* [What you should do]: Leave out the images; return the rest of the data exactly.

* [Data to process]:

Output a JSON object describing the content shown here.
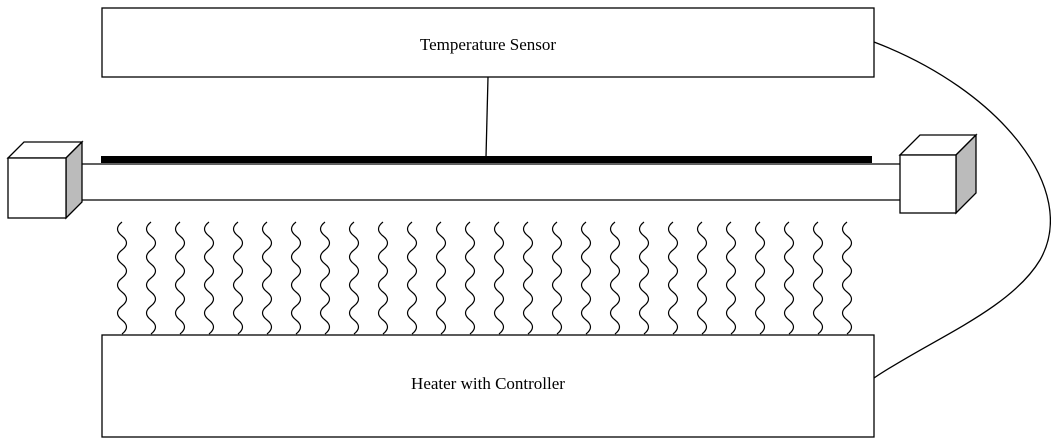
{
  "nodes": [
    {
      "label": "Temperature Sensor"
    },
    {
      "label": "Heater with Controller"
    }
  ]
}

* [The answer]:
Output a JSON object describing the content shown here.
{
  "nodes": [
    {
      "label": "Temperature Sensor"
    },
    {
      "label": "Heater with Controller"
    }
  ]
}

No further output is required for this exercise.